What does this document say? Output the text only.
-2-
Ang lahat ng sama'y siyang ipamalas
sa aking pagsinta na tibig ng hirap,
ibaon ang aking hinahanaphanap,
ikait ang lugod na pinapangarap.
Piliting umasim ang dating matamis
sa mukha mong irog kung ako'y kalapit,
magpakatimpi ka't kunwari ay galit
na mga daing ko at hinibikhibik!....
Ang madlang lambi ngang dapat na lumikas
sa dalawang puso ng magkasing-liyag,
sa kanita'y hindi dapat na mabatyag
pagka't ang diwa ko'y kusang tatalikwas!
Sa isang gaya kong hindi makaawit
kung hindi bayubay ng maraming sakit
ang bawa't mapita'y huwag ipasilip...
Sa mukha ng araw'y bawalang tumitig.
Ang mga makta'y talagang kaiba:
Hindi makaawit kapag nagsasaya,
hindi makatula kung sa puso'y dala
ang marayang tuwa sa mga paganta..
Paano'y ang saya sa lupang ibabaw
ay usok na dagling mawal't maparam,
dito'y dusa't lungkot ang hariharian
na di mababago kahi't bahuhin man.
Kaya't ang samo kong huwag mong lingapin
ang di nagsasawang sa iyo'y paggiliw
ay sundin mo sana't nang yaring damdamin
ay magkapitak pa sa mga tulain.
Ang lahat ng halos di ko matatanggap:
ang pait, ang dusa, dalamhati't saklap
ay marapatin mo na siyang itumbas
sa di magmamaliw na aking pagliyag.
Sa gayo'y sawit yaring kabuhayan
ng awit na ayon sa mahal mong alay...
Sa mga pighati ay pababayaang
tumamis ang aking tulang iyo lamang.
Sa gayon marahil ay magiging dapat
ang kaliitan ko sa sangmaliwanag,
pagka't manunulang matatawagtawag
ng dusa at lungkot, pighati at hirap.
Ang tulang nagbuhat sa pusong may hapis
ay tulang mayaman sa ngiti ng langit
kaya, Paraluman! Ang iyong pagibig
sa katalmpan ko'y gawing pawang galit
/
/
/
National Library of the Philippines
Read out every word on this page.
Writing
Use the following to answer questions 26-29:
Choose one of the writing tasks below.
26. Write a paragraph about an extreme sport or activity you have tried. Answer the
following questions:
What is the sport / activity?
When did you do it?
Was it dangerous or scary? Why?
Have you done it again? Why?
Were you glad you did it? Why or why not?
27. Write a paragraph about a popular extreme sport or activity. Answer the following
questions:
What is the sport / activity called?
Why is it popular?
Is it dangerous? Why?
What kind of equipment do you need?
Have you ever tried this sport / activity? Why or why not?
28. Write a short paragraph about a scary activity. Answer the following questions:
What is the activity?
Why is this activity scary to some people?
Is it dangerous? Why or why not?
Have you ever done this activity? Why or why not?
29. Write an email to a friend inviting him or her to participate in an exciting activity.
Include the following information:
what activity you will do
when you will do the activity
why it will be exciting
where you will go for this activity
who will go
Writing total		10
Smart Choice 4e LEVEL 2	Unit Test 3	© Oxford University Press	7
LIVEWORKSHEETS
○ ○ ○ ○ ○
Exactly reproduce every line of the data above.

What does this document say? Output the text only.
-2-
Ang lahat ng sama'y siyang ipamalas
sa aking pagsinta na tibig ng hirap,
ibaon ang aking hinahanaphanap,
ikait ang lugod na pinapangarap.
Piliting umasim ang dating matamis
sa mukha mong irog kung ako'y kalapit,
magpakatimpi ka't kunwari ay galit
na mga daing ko at hinibikhibik!....
Ang madlang lambi ngang dapat na lumikas
sa dalawang puso ng magkasing-liyag,
sa kanita'y hindi dapat na mabatyag
pagka't ang diwa ko'y kusang tatalikwas!
Sa isang gaya kong hindi makaawit
kung hindi bayubay ng maraming sakit
ang bawa't mapita'y huwag ipasilip...
Sa mukha ng araw'y bawalang tumitig.
Ang mga makta'y talagang kaiba:
Hindi makaawit kapag nagsasaya,
hindi makatula kung sa puso'y dala
ang marayang tuwa sa mga paganta..
Paano'y ang saya sa lupang ibabaw
ay usok na dagling mawal't maparam,
dito'y dusa't lungkot ang hariharian
na di mababago kahi't bahuhin man.
Kaya't ang samo kong huwag mong lingapin
ang di nagsasawang sa iyo'y paggiliw
ay sundin mo sana't nang yaring damdamin
ay magkapitak pa sa mga tulain.
Ang lahat ng halos di ko matatanggap:
ang pait, ang dusa, dalamhati't saklap
ay marapatin mo na siyang itumbas
sa di magmamaliw na aking pagliyag.
Sa gayo'y sawit yaring kabuhayan
ng awit na ayon sa mahal mong alay...
Sa mga pighati ay pababayaang
tumamis ang aking tulang iyo lamang.
Sa gayon marahil ay magiging dapat
ang kaliitan ko sa sangmaliwanag,
pagka't manunulang matatawagtawag
ng dusa at lungkot, pighati at hirap.
Ang tulang nagbuhat sa pusong may hapis
ay tulang mayaman sa ngiti ng langit
kaya, Paraluman! Ang iyong pagibig
sa katalmpan ko'y gawing pawang galit
/
/
/
National Library of the Philippines
Read out every word on this page.
Writing
Use the following to answer questions 26-29:
Choose one of the writing tasks below.
26. Write a paragraph about an extreme sport or activity you have tried. Answer the
following questions:
What is the sport / activity?
When did you do it?
Was it dangerous or scary? Why?
Have you done it again? Why?
Were you glad you did it? Why or why not?
27. Write a paragraph about a popular extreme sport or activity. Answer the following
questions:
What is the sport / activity called?
Why is it popular?
Is it dangerous? Why?
What kind of equipment do you need?
Have you ever tried this sport / activity? Why or why not?
28. Write a short paragraph about a scary activity. Answer the following questions:
What is the activity?
Why is this activity scary to some people?
Is it dangerous? Why or why not?
Have you ever done this activity? Why or why not?
29. Write an email to a friend inviting him or her to participate in an exciting activity.
Include the following information:
what activity you will do
when you will do the activity
why it will be exciting
where you will go for this activity
who will go
Writing total		10
Smart Choice 4e LEVEL 2	Unit Test 3	© Oxford University Press	7
LIVEWORKSHEETS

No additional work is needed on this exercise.